• Goal of the exercise: Go through the material and write it all out exactly, minus the pictures.
^^^^
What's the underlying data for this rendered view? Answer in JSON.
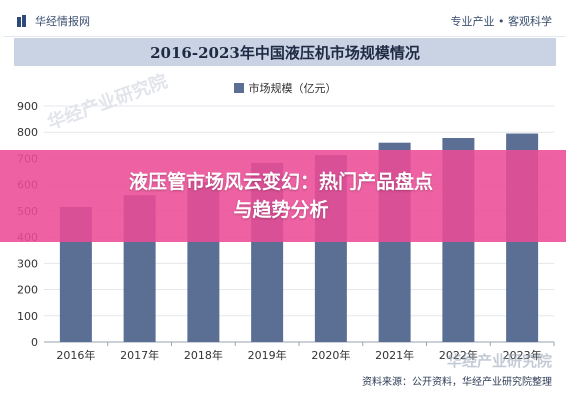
{
  "header": {
    "logo_text": "华经情报网",
    "slogan": "专业产业 • 客观科学"
  },
  "chart_data": {
    "type": "bar",
    "title": "2016-2023年中国液压机市场规模情况",
    "categories": [
      "2016年",
      "2017年",
      "2018年",
      "2019年",
      "2020年",
      "2021年",
      "2022年",
      "2023年"
    ],
    "series": [
      {
        "name": "市场规模（亿元）",
        "values": [
          515,
          560,
          610,
          683,
          713,
          760,
          778,
          795
        ]
      }
    ],
    "ylim": [
      0,
      900
    ],
    "yticks": [
      0,
      100,
      200,
      300,
      400,
      500,
      600,
      700,
      800,
      900
    ],
    "grid": true,
    "legend_position": "top-center",
    "bar_color": "#5b6f94"
  },
  "overlay": {
    "line1": "液压管市场风云变幻：热门产品盘点",
    "line2": "与趋势分析"
  },
  "footer": {
    "source": "资料来源：公开资料，华经产业研究院整理"
  },
  "watermarks": {
    "diagonal": "华经产业研究院",
    "corner": "华经产业研究院"
  }
}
^^^^
• Final result:
What's the underlying data for this rendered view? Answer in JSON.
{
  "header": {
    "logo_text": "华经情报网",
    "slogan": "专业产业 • 客观科学"
  },
  "chart_data": {
    "type": "bar",
    "title": "2016-2023年中国液压机市场规模情况",
    "categories": [
      "2016年",
      "2017年",
      "2018年",
      "2019年",
      "2020年",
      "2021年",
      "2022年",
      "2023年"
    ],
    "series": [
      {
        "name": "市场规模（亿元）",
        "values": [
          515,
          560,
          610,
          683,
          713,
          760,
          778,
          795
        ]
      }
    ],
    "ylim": [
      0,
      900
    ],
    "yticks": [
      0,
      100,
      200,
      300,
      400,
      500,
      600,
      700,
      800,
      900
    ],
    "grid": true,
    "legend_position": "top-center",
    "bar_color": "#5b6f94"
  },
  "overlay": {
    "line1": "液压管市场风云变幻：热门产品盘点",
    "line2": "与趋势分析"
  },
  "footer": {
    "source": "资料来源：公开资料，华经产业研究院整理"
  },
  "watermarks": {
    "diagonal": "华经产业研究院",
    "corner": "华经产业研究院"
  }
}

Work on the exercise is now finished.